-- Task requirements --
Leave out the pictures and repeat every record exactly.

— START OF Record list —

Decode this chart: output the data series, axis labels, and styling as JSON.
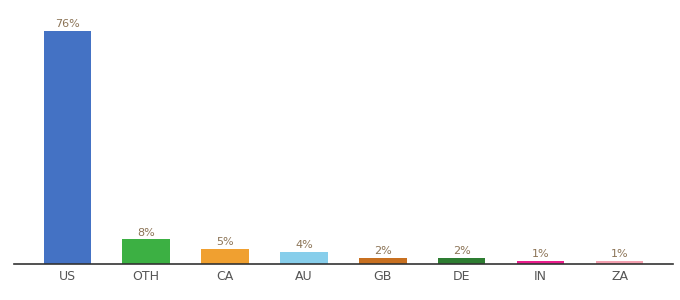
{
  "categories": [
    "US",
    "OTH",
    "CA",
    "AU",
    "GB",
    "DE",
    "IN",
    "ZA"
  ],
  "values": [
    76,
    8,
    5,
    4,
    2,
    2,
    1,
    1
  ],
  "bar_colors": [
    "#4472c4",
    "#3cb043",
    "#f0a030",
    "#87ceeb",
    "#c87020",
    "#2e7d32",
    "#e91e8c",
    "#f4a0b0"
  ],
  "label_color": "#8B7355",
  "background_color": "#ffffff",
  "ylim": [
    0,
    83
  ],
  "bar_width": 0.6
}
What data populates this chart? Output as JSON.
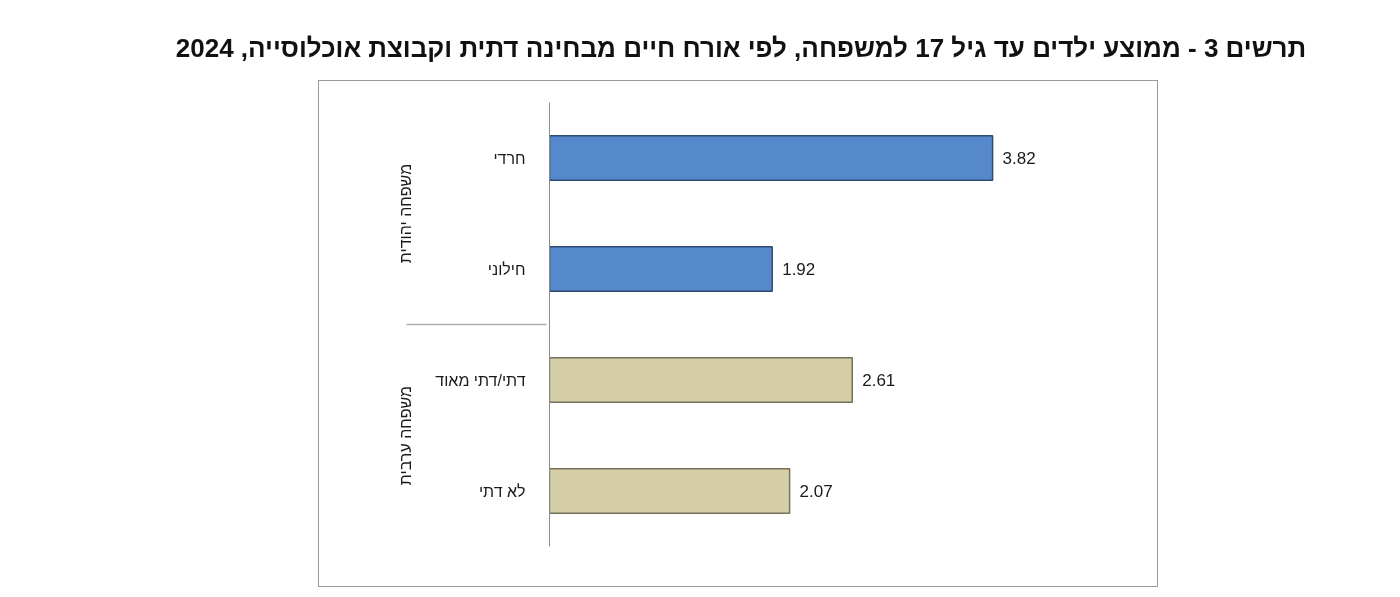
{
  "chart_data": {
    "type": "bar",
    "orientation": "horizontal",
    "title": "תרשים 3 - ממוצע ילדים עד גיל 17 למשפחה, לפי אורח חיים מבחינה דתית וקבוצת אוכלוסייה, 2024",
    "categories": [
      "חרדי",
      "חילוני",
      "דתי/דתי מאוד",
      "לא דתי"
    ],
    "values": [
      3.82,
      1.92,
      2.61,
      2.07
    ],
    "colors": [
      "#5589cc",
      "#5589cc",
      "#d5cea6",
      "#d5cea6"
    ],
    "annotations": [
      "משפחה יהודית",
      "משפחה ערבית"
    ],
    "data_labels": true,
    "tick_labels": "y",
    "grid": false
  }
}
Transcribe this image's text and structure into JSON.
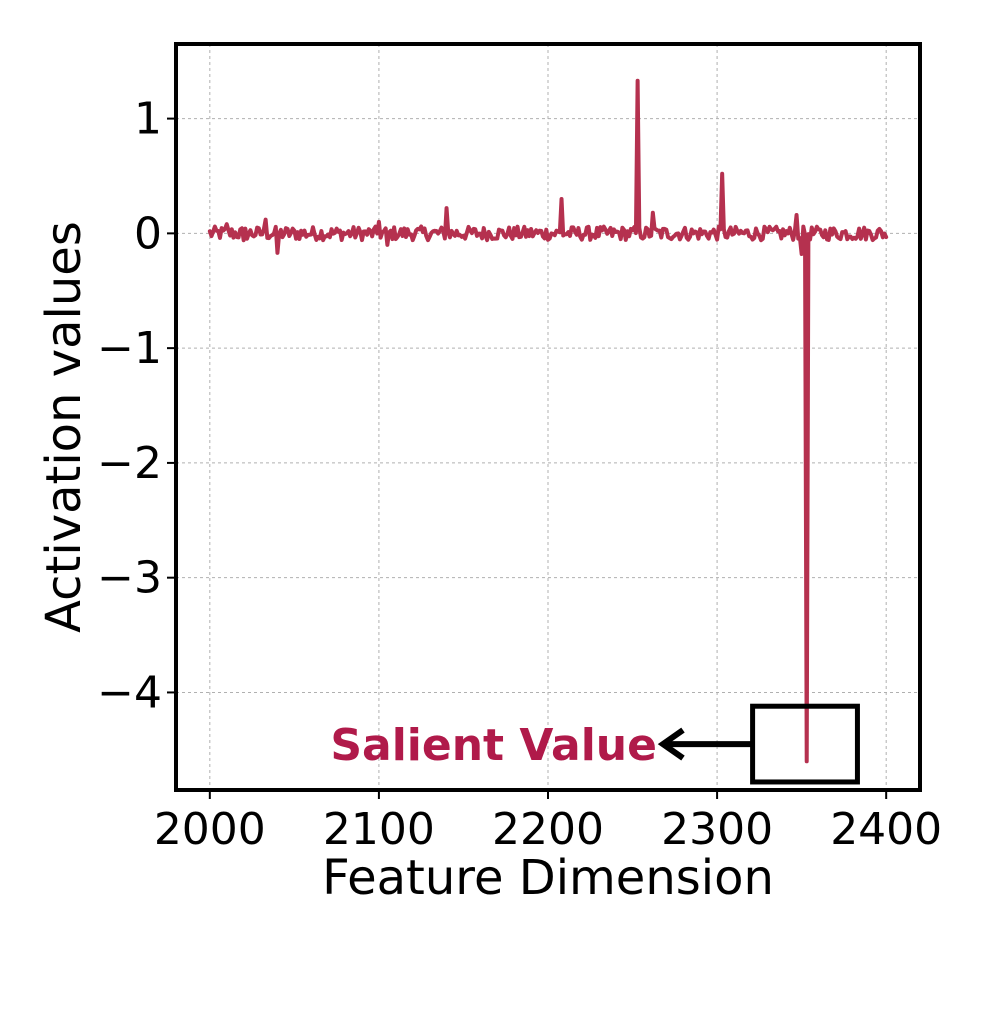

— END OF Record list —

-- The result --
Decode this chart: output the data series, axis labels, and styling as JSON.
{
  "categories": [
    "US",
    "OTH",
    "CA",
    "AU",
    "GB",
    "DE",
    "IN",
    "ZA"
  ],
  "values": [
    76,
    8,
    5,
    4,
    2,
    2,
    1,
    1
  ],
  "bar_colors": [
    "#4472c4",
    "#3cb043",
    "#f0a030",
    "#87ceeb",
    "#c87020",
    "#2e7d32",
    "#e91e8c",
    "#f4a0b0"
  ],
  "label_color": "#8B7355",
  "background_color": "#ffffff",
  "ylim": [
    0,
    83
  ],
  "bar_width": 0.6
}
What data populates this chart? Output as JSON.
{
  "chart_data": {
    "type": "bar",
    "orientation": "horizontal",
    "title": "תרשים 3 - ממוצע ילדים עד גיל 17 למשפחה, לפי אורח חיים מבחינה דתית וקבוצת אוכלוסייה, 2024",
    "categories": [
      "חרדי",
      "חילוני",
      "דתי/דתי מאוד",
      "לא דתי"
    ],
    "values": [
      3.82,
      1.92,
      2.61,
      2.07
    ],
    "colors": [
      "#5589cc",
      "#5589cc",
      "#d5cea6",
      "#d5cea6"
    ],
    "annotations": [
      "משפחה יהודית",
      "משפחה ערבית"
    ],
    "data_labels": true,
    "tick_labels": "y",
    "grid": false
  }
}
Transcribe this image's text and structure into JSON.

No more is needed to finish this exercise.